Quote all of the data that follows exactly as written, skipping the images.

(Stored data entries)
···

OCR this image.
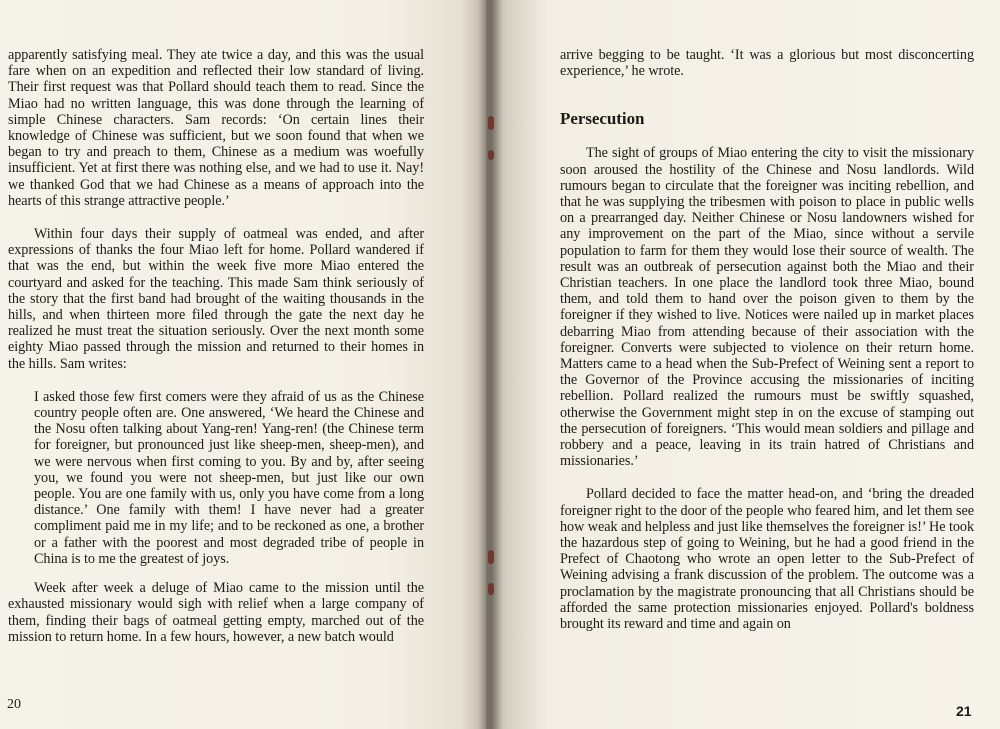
apparently satisfying meal. They ate twice a day, and this was the usual fare when on an expedition and reflected their low standard of living. Their first request was that Pollard should teach them to read. Since the Miao had no written language, this was done through the learning of simple Chinese characters. Sam records: ‘On certain lines their knowledge of Chinese was sufficient, but we soon found that when we began to try and preach to them, Chinese as a medium was woefully insufficient. Yet at first there was nothing else, and we had to use it. Nay! we thanked God that we had Chinese as a means of approach into the hearts of this strange attractive people.’

Within four days their supply of oatmeal was ended, and after expressions of thanks the four Miao left for home. Pollard wandered if that was the end, but within the week five more Miao entered the courtyard and asked for the teaching. This made Sam think seriously of the story that the first band had brought of the waiting thousands in the hills, and when thirteen more filed through the gate the next day he realized he must treat the situation seriously. Over the next month some eighty Miao passed through the mission and returned to their homes in the hills. Sam writes:

I asked those few first comers were they afraid of us as the Chinese country people often are. One answered, ‘We heard the Chinese and the Nosu often talking about Yang-ren! Yang-ren! (the Chinese term for foreigner, but pronounced just like sheep-men, sheep-men), and we were nervous when first coming to you. By and by, after seeing you, we found you were not sheep-men, but just like our own people. You are one family with us, only you have come from a long distance.’ One family with them! I have never had a greater compliment paid me in my life; and to be reckoned as one, a brother or a father with the poorest and most degraded tribe of people in China is to me the greatest of joys.

Week after week a deluge of Miao came to the mission until the exhausted missionary would sigh with relief when a large company of them, finding their bags of oatmeal getting empty, marched out of the mission to return home. In a few hours, however, a new batch would

20

arrive begging to be taught. ‘It was a glorious but most disconcerting experience,’ he wrote.

Persecution

The sight of groups of Miao entering the city to visit the missionary soon aroused the hostility of the Chinese and Nosu landlords. Wild rumours began to circulate that the foreigner was inciting rebellion, and that he was supplying the tribesmen with poison to place in public wells on a prearranged day. Neither Chinese or Nosu landowners wished for any improvement on the part of the Miao, since without a servile population to farm for them they would lose their source of wealth. The result was an outbreak of persecution against both the Miao and their Christian teachers. In one place the landlord took three Miao, bound them, and told them to hand over the poison given to them by the foreigner if they wished to live. Notices were nailed up in market places debarring Miao from attending because of their association with the foreigner. Converts were subjected to violence on their return home. Matters came to a head when the Sub-Prefect of Weining sent a report to the Governor of the Province accusing the missionaries of inciting rebellion. Pollard realized the rumours must be swiftly squashed, otherwise the Government might step in on the excuse of stamping out the persecution of foreigners. ‘This would mean soldiers and pillage and robbery and a peace, leaving in its train hatred of Christians and missionaries.’

Pollard decided to face the matter head-on, and ‘bring the dreaded foreigner right to the door of the people who feared him, and let them see how weak and helpless and just like themselves the foreigner is!’ He took the hazardous step of going to Weining, but he had a good friend in the Prefect of Chaotong who wrote an open letter to the Sub-Prefect of Weining advising a frank discussion of the problem. The outcome was a proclamation by the magistrate pronouncing that all Christians should be afforded the same protection missionaries enjoyed. Pollard's boldness brought its reward and time and again on

21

···

_Full output_
OCR this image.
apparently satisfying meal. They ate twice a day, and this was the usual fare when on an expedition and reflected their low standard of living. Their first request was that Pollard should teach them to read. Since the Miao had no written language, this was done through the learning of simple Chinese characters. Sam records: ‘On certain lines their knowledge of Chinese was sufficient, but we soon found that when we began to try and preach to them, Chinese as a medium was woefully insufficient. Yet at first there was nothing else, and we had to use it. Nay! we thanked God that we had Chinese as a means of approach into the hearts of this strange attractive people.’

Within four days their supply of oatmeal was ended, and after expressions of thanks the four Miao left for home. Pollard wandered if that was the end, but within the week five more Miao entered the courtyard and asked for the teaching. This made Sam think seriously of the story that the first band had brought of the waiting thousands in the hills, and when thirteen more filed through the gate the next day he realized he must treat the situation seriously. Over the next month some eighty Miao passed through the mission and returned to their homes in the hills. Sam writes:

I asked those few first comers were they afraid of us as the Chinese country people often are. One answered, ‘We heard the Chinese and the Nosu often talking about Yang-ren! Yang-ren! (the Chinese term for foreigner, but pronounced just like sheep-men, sheep-men), and we were nervous when first coming to you. By and by, after seeing you, we found you were not sheep-men, but just like our own people. You are one family with us, only you have come from a long distance.’ One family with them! I have never had a greater compliment paid me in my life; and to be reckoned as one, a brother or a father with the poorest and most degraded tribe of people in China is to me the greatest of joys.

Week after week a deluge of Miao came to the mission until the exhausted missionary would sigh with relief when a large company of them, finding their bags of oatmeal getting empty, marched out of the mission to return home. In a few hours, however, a new batch would

20

arrive begging to be taught. ‘It was a glorious but most disconcerting experience,’ he wrote.

Persecution

The sight of groups of Miao entering the city to visit the missionary soon aroused the hostility of the Chinese and Nosu landlords. Wild rumours began to circulate that the foreigner was inciting rebellion, and that he was supplying the tribesmen with poison to place in public wells on a prearranged day. Neither Chinese or Nosu landowners wished for any improvement on the part of the Miao, since without a servile population to farm for them they would lose their source of wealth. The result was an outbreak of persecution against both the Miao and their Christian teachers. In one place the landlord took three Miao, bound them, and told them to hand over the poison given to them by the foreigner if they wished to live. Notices were nailed up in market places debarring Miao from attending because of their association with the foreigner. Converts were subjected to violence on their return home. Matters came to a head when the Sub-Prefect of Weining sent a report to the Governor of the Province accusing the missionaries of inciting rebellion. Pollard realized the rumours must be swiftly squashed, otherwise the Government might step in on the excuse of stamping out the persecution of foreigners. ‘This would mean soldiers and pillage and robbery and a peace, leaving in its train hatred of Christians and missionaries.’

Pollard decided to face the matter head-on, and ‘bring the dreaded foreigner right to the door of the people who feared him, and let them see how weak and helpless and just like themselves the foreigner is!’ He took the hazardous step of going to Weining, but he had a good friend in the Prefect of Chaotong who wrote an open letter to the Sub-Prefect of Weining advising a frank discussion of the problem. The outcome was a proclamation by the magistrate pronouncing that all Christians should be afforded the same protection missionaries enjoyed. Pollard's boldness brought its reward and time and again on

21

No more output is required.